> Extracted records
— begin —
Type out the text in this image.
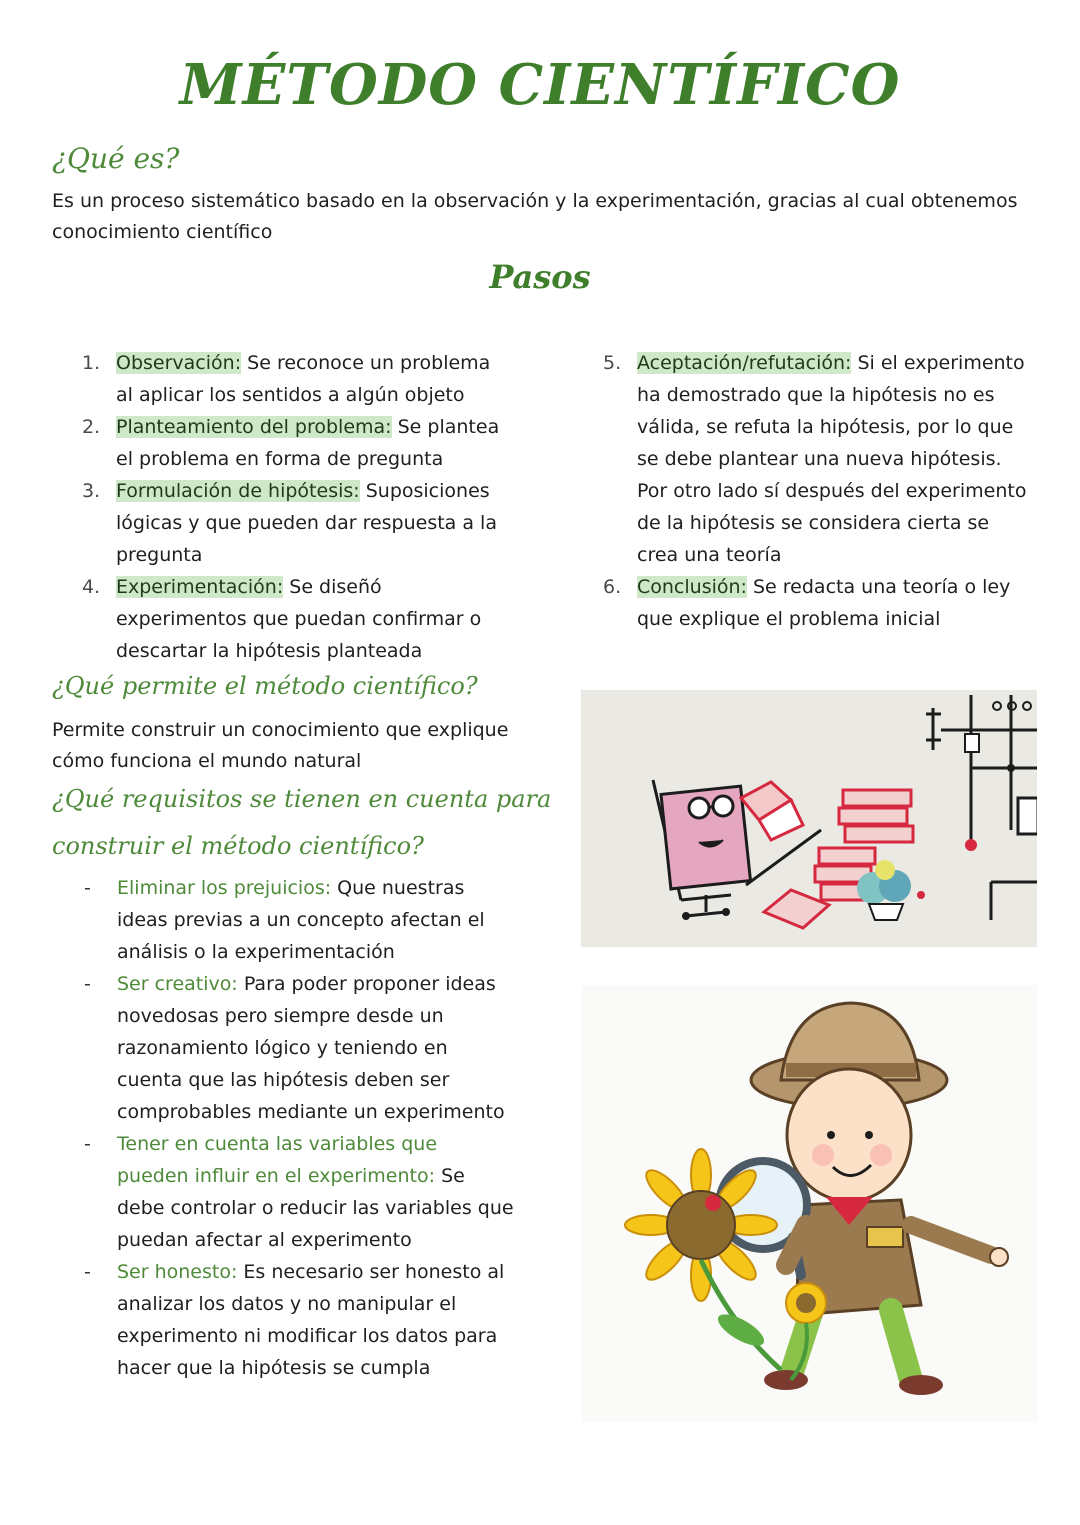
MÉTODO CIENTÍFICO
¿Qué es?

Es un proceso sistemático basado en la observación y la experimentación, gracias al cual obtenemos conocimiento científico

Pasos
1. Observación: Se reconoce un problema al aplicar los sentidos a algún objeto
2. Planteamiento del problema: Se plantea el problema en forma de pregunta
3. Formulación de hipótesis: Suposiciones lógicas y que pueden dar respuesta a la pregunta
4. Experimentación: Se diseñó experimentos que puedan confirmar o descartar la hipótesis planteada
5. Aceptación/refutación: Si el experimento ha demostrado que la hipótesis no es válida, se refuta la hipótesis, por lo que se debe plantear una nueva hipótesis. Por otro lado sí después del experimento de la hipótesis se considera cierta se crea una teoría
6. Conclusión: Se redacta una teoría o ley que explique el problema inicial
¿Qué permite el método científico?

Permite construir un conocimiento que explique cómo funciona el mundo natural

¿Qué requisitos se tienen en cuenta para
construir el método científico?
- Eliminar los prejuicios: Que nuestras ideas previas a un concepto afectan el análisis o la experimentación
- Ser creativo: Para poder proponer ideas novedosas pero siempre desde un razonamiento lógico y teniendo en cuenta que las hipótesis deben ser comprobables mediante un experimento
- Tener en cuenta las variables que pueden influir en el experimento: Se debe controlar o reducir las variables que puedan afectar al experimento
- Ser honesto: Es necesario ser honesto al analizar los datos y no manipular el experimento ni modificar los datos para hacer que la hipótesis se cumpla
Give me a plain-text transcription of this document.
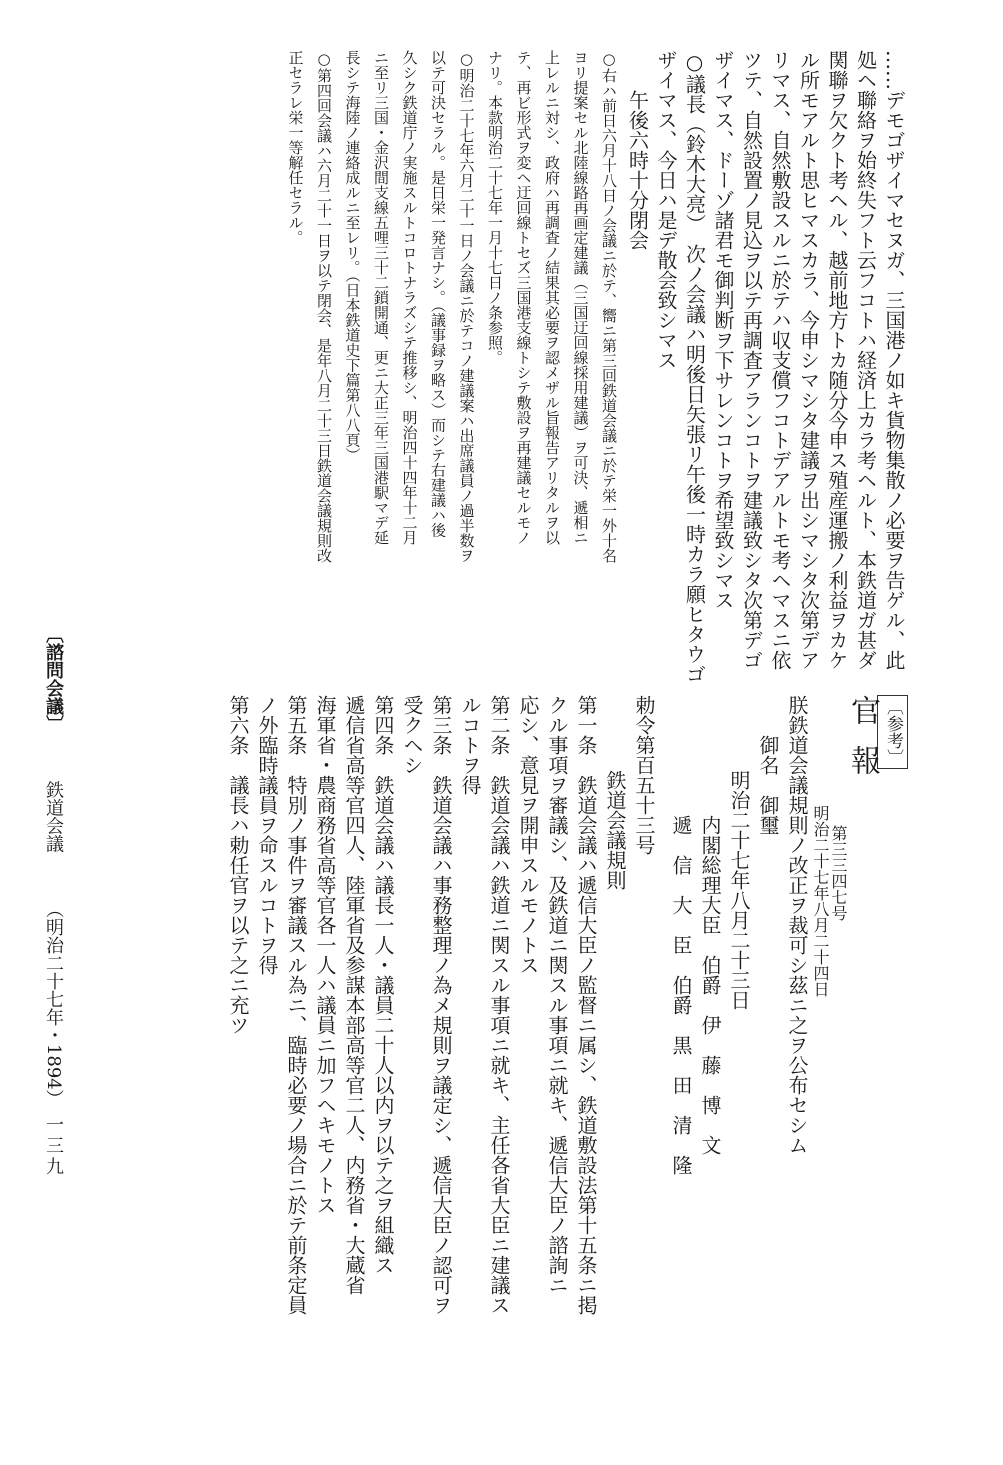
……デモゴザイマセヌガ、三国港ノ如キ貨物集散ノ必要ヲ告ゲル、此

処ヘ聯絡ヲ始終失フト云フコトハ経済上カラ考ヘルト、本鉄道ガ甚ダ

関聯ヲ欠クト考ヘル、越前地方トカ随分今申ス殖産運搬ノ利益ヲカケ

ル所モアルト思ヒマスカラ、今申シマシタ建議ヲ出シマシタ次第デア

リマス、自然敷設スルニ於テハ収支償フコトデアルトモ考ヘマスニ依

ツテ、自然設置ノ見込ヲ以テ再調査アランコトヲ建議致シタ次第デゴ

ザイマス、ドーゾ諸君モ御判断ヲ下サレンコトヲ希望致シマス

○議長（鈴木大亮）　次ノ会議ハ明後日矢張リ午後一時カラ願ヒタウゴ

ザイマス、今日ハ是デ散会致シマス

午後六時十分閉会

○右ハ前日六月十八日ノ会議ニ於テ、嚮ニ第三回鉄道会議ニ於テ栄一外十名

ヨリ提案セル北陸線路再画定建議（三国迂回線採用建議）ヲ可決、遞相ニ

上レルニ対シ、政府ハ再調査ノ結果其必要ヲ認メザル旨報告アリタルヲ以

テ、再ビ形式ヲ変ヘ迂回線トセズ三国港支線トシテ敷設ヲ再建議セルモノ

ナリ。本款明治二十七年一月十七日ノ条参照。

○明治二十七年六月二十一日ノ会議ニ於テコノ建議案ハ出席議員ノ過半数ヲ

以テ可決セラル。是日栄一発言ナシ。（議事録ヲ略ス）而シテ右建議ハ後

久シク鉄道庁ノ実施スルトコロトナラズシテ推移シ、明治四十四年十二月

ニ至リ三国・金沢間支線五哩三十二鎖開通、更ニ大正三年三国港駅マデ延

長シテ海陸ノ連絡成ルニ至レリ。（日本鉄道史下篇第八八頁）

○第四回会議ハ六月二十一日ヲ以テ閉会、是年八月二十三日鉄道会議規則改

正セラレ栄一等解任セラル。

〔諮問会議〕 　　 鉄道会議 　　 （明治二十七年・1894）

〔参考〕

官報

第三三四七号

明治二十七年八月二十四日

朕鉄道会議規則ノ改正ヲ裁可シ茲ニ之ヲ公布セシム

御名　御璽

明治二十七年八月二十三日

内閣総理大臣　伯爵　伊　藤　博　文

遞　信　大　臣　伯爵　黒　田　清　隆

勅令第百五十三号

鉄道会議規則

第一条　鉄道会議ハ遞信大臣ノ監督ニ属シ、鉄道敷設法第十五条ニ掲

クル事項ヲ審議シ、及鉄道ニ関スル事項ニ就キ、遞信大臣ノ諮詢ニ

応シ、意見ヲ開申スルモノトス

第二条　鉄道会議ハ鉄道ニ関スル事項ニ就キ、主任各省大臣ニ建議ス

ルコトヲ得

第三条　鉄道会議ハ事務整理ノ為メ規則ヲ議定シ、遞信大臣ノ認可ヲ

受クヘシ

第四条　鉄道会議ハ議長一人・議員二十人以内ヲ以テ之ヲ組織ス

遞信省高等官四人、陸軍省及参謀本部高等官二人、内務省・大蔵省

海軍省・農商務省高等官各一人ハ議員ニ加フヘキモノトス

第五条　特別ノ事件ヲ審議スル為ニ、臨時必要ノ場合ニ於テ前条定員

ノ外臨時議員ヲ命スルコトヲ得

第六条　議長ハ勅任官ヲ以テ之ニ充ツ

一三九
— end —
> Goal
Your task is to transcribe all of the records precisely, with no images included.

> Result for this task
Type out the text in this image.
MÉTODO CIENTÍFICO
¿Qué es?

Es un proceso sistemático basado en la observación y la experimentación, gracias al cual obtenemos conocimiento científico

Pasos
1. Observación: Se reconoce un problema al aplicar los sentidos a algún objeto
2. Planteamiento del problema: Se plantea el problema en forma de pregunta
3. Formulación de hipótesis: Suposiciones lógicas y que pueden dar respuesta a la pregunta
4. Experimentación: Se diseñó experimentos que puedan confirmar o descartar la hipótesis planteada
5. Aceptación/refutación: Si el experimento ha demostrado que la hipótesis no es válida, se refuta la hipótesis, por lo que se debe plantear una nueva hipótesis. Por otro lado sí después del experimento de la hipótesis se considera cierta se crea una teoría
6. Conclusión: Se redacta una teoría o ley que explique el problema inicial
¿Qué permite el método científico?

Permite construir un conocimiento que explique cómo funciona el mundo natural

¿Qué requisitos se tienen en cuenta para
construir el método científico?
- Eliminar los prejuicios: Que nuestras ideas previas a un concepto afectan el análisis o la experimentación
- Ser creativo: Para poder proponer ideas novedosas pero siempre desde un razonamiento lógico y teniendo en cuenta que las hipótesis deben ser comprobables mediante un experimento
- Tener en cuenta las variables que pueden influir en el experimento: Se debe controlar o reducir las variables que puedan afectar al experimento
- Ser honesto: Es necesario ser honesto al analizar los datos y no manipular el experimento ni modificar los datos para hacer que la hipótesis se cumpla
Give me a plain-text transcription of this document.
……デモゴザイマセヌガ、三国港ノ如キ貨物集散ノ必要ヲ告ゲル、此

処ヘ聯絡ヲ始終失フト云フコトハ経済上カラ考ヘルト、本鉄道ガ甚ダ

関聯ヲ欠クト考ヘル、越前地方トカ随分今申ス殖産運搬ノ利益ヲカケ

ル所モアルト思ヒマスカラ、今申シマシタ建議ヲ出シマシタ次第デア

リマス、自然敷設スルニ於テハ収支償フコトデアルトモ考ヘマスニ依

ツテ、自然設置ノ見込ヲ以テ再調査アランコトヲ建議致シタ次第デゴ

ザイマス、ドーゾ諸君モ御判断ヲ下サレンコトヲ希望致シマス

○議長（鈴木大亮）　次ノ会議ハ明後日矢張リ午後一時カラ願ヒタウゴ

ザイマス、今日ハ是デ散会致シマス

午後六時十分閉会

○右ハ前日六月十八日ノ会議ニ於テ、嚮ニ第三回鉄道会議ニ於テ栄一外十名

ヨリ提案セル北陸線路再画定建議（三国迂回線採用建議）ヲ可決、遞相ニ

上レルニ対シ、政府ハ再調査ノ結果其必要ヲ認メザル旨報告アリタルヲ以

テ、再ビ形式ヲ変ヘ迂回線トセズ三国港支線トシテ敷設ヲ再建議セルモノ

ナリ。本款明治二十七年一月十七日ノ条参照。

○明治二十七年六月二十一日ノ会議ニ於テコノ建議案ハ出席議員ノ過半数ヲ

以テ可決セラル。是日栄一発言ナシ。（議事録ヲ略ス）而シテ右建議ハ後

久シク鉄道庁ノ実施スルトコロトナラズシテ推移シ、明治四十四年十二月

ニ至リ三国・金沢間支線五哩三十二鎖開通、更ニ大正三年三国港駅マデ延

長シテ海陸ノ連絡成ルニ至レリ。（日本鉄道史下篇第八八頁）

○第四回会議ハ六月二十一日ヲ以テ閉会、是年八月二十三日鉄道会議規則改

正セラレ栄一等解任セラル。

〔諮問会議〕 　　 鉄道会議 　　 （明治二十七年・1894）

〔参考〕

官報

第三三四七号

明治二十七年八月二十四日

朕鉄道会議規則ノ改正ヲ裁可シ茲ニ之ヲ公布セシム

御名　御璽

明治二十七年八月二十三日

内閣総理大臣　伯爵　伊　藤　博　文

遞　信　大　臣　伯爵　黒　田　清　隆

勅令第百五十三号

鉄道会議規則

第一条　鉄道会議ハ遞信大臣ノ監督ニ属シ、鉄道敷設法第十五条ニ掲

クル事項ヲ審議シ、及鉄道ニ関スル事項ニ就キ、遞信大臣ノ諮詢ニ

応シ、意見ヲ開申スルモノトス

第二条　鉄道会議ハ鉄道ニ関スル事項ニ就キ、主任各省大臣ニ建議ス

ルコトヲ得

第三条　鉄道会議ハ事務整理ノ為メ規則ヲ議定シ、遞信大臣ノ認可ヲ

受クヘシ

第四条　鉄道会議ハ議長一人・議員二十人以内ヲ以テ之ヲ組織ス

遞信省高等官四人、陸軍省及参謀本部高等官二人、内務省・大蔵省

海軍省・農商務省高等官各一人ハ議員ニ加フヘキモノトス

第五条　特別ノ事件ヲ審議スル為ニ、臨時必要ノ場合ニ於テ前条定員

ノ外臨時議員ヲ命スルコトヲ得

第六条　議長ハ勅任官ヲ以テ之ニ充ツ

一三九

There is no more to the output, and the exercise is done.